Every record must appear in your copy exactly as written, with no pictures.
** start of GIVEN ENTRIES **
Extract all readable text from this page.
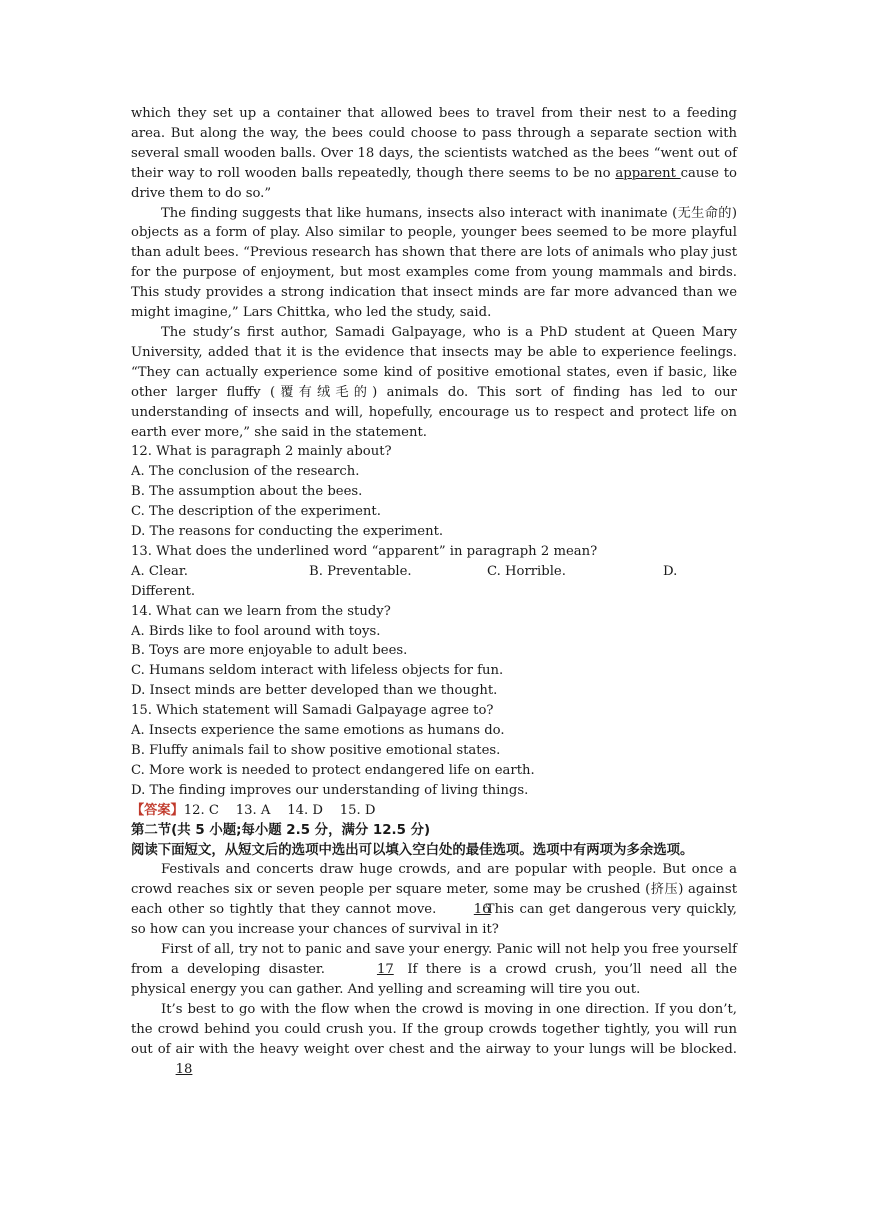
which they set up a container that allowed bees to travel from their nest to a feeding area. But along the way, the bees could choose to pass through a separate section with several small wooden balls. Over 18 days, the scientists watched as the bees “went out of their way to roll wooden balls repeatedly, though there seems to be no apparent cause to drive them to do so.”

The finding suggests that like humans, insects also interact with inanimate (无生命的) objects as a form of play. Also similar to people, younger bees seemed to be more playful than adult bees. “Previous research has shown that there are lots of animals who play just for the purpose of enjoyment, but most examples come from young mammals and birds. This study provides a strong indication that insect minds are far more advanced than we might imagine,” Lars Chittka, who led the study, said.

The study’s first author, Samadi Galpayage, who is a PhD student at Queen Mary University, added that it is the evidence that insects may be able to experience feelings. “They can actually experience some kind of positive emotional states, even if basic, like other larger fluffy (覆有绒毛的) animals do. This sort of finding has led to our understanding of insects and will, hopefully, encourage us to respect and protect life on earth ever more,” she said in the statement.

12. What is paragraph 2 mainly about?

A. The conclusion of the research.

B. The assumption about the bees.

C. The description of the experiment.

D. The reasons for conducting the experiment.

13. What does the underlined word “apparent” in paragraph 2 mean?

A. Clear.	B. Preventable.	C. Horrible.	D.

Different.

14. What can we learn from the study?

A. Birds like to fool around with toys.

B. Toys are more enjoyable to adult bees.

C. Humans seldom interact with lifeless objects for fun.

D. Insect minds are better developed than we thought.

15. Which statement will Samadi Galpayage agree to?

A. Insects experience the same emotions as humans do.

B. Fluffy animals fail to show positive emotional states.

C. More work is needed to protect endangered life on earth.

D. The finding improves our understanding of living things.

【答案】12. C    13. A    14. D    15. D

第二节(共 5 小题;每小题 2.5 分，满分 12.5 分)

阅读下面短文，从短文后的选项中选出可以填入空白处的最佳选项。选项中有两项为多余选项。

Festivals and concerts draw huge crowds, and are popular with people. But once a crowd reaches six or seven people per square meter, some may be crushed (挤压) against each other so tightly that they cannot move. 16This can get dangerous very quickly, so how can you increase your chances of survival in it?

First of all, try not to panic and save your energy. Panic will not help you free yourself from a developing disaster.	17 If there is a crowd crush, you’ll need all the physical energy you can gather. And yelling and screaming will tire you out.

It’s best to go with the flow when the crowd is moving in one direction. If you don’t, the crowd behind you could crush you. If the group crowds together tightly, you will run out of air with the heavy weight over chest and the airway to your lungs will be blocked. 18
** end of GIVEN ENTRIES **
THE COMPLETED TASK:
Extract all readable text from this page.
which they set up a container that allowed bees to travel from their nest to a feeding area. But along the way, the bees could choose to pass through a separate section with several small wooden balls. Over 18 days, the scientists watched as the bees “went out of their way to roll wooden balls repeatedly, though there seems to be no apparent cause to drive them to do so.”

The finding suggests that like humans, insects also interact with inanimate (无生命的) objects as a form of play. Also similar to people, younger bees seemed to be more playful than adult bees. “Previous research has shown that there are lots of animals who play just for the purpose of enjoyment, but most examples come from young mammals and birds. This study provides a strong indication that insect minds are far more advanced than we might imagine,” Lars Chittka, who led the study, said.

The study’s first author, Samadi Galpayage, who is a PhD student at Queen Mary University, added that it is the evidence that insects may be able to experience feelings. “They can actually experience some kind of positive emotional states, even if basic, like other larger fluffy (覆有绒毛的) animals do. This sort of finding has led to our understanding of insects and will, hopefully, encourage us to respect and protect life on earth ever more,” she said in the statement.

12. What is paragraph 2 mainly about?

A. The conclusion of the research.

B. The assumption about the bees.

C. The description of the experiment.

D. The reasons for conducting the experiment.

13. What does the underlined word “apparent” in paragraph 2 mean?

A. Clear.	B. Preventable.	C. Horrible.	D.

Different.

14. What can we learn from the study?

A. Birds like to fool around with toys.

B. Toys are more enjoyable to adult bees.

C. Humans seldom interact with lifeless objects for fun.

D. Insect minds are better developed than we thought.

15. Which statement will Samadi Galpayage agree to?

A. Insects experience the same emotions as humans do.

B. Fluffy animals fail to show positive emotional states.

C. More work is needed to protect endangered life on earth.

D. The finding improves our understanding of living things.

【答案】12. C    13. A    14. D    15. D

第二节(共 5 小题;每小题 2.5 分，满分 12.5 分)

阅读下面短文，从短文后的选项中选出可以填入空白处的最佳选项。选项中有两项为多余选项。

Festivals and concerts draw huge crowds, and are popular with people. But once a crowd reaches six or seven people per square meter, some may be crushed (挤压) against each other so tightly that they cannot move. 16This can get dangerous very quickly, so how can you increase your chances of survival in it?

First of all, try not to panic and save your energy. Panic will not help you free yourself from a developing disaster.	17 If there is a crowd crush, you’ll need all the physical energy you can gather. And yelling and screaming will tire you out.

It’s best to go with the flow when the crowd is moving in one direction. If you don’t, the crowd behind you could crush you. If the group crowds together tightly, you will run out of air with the heavy weight over chest and the airway to your lungs will be blocked. 18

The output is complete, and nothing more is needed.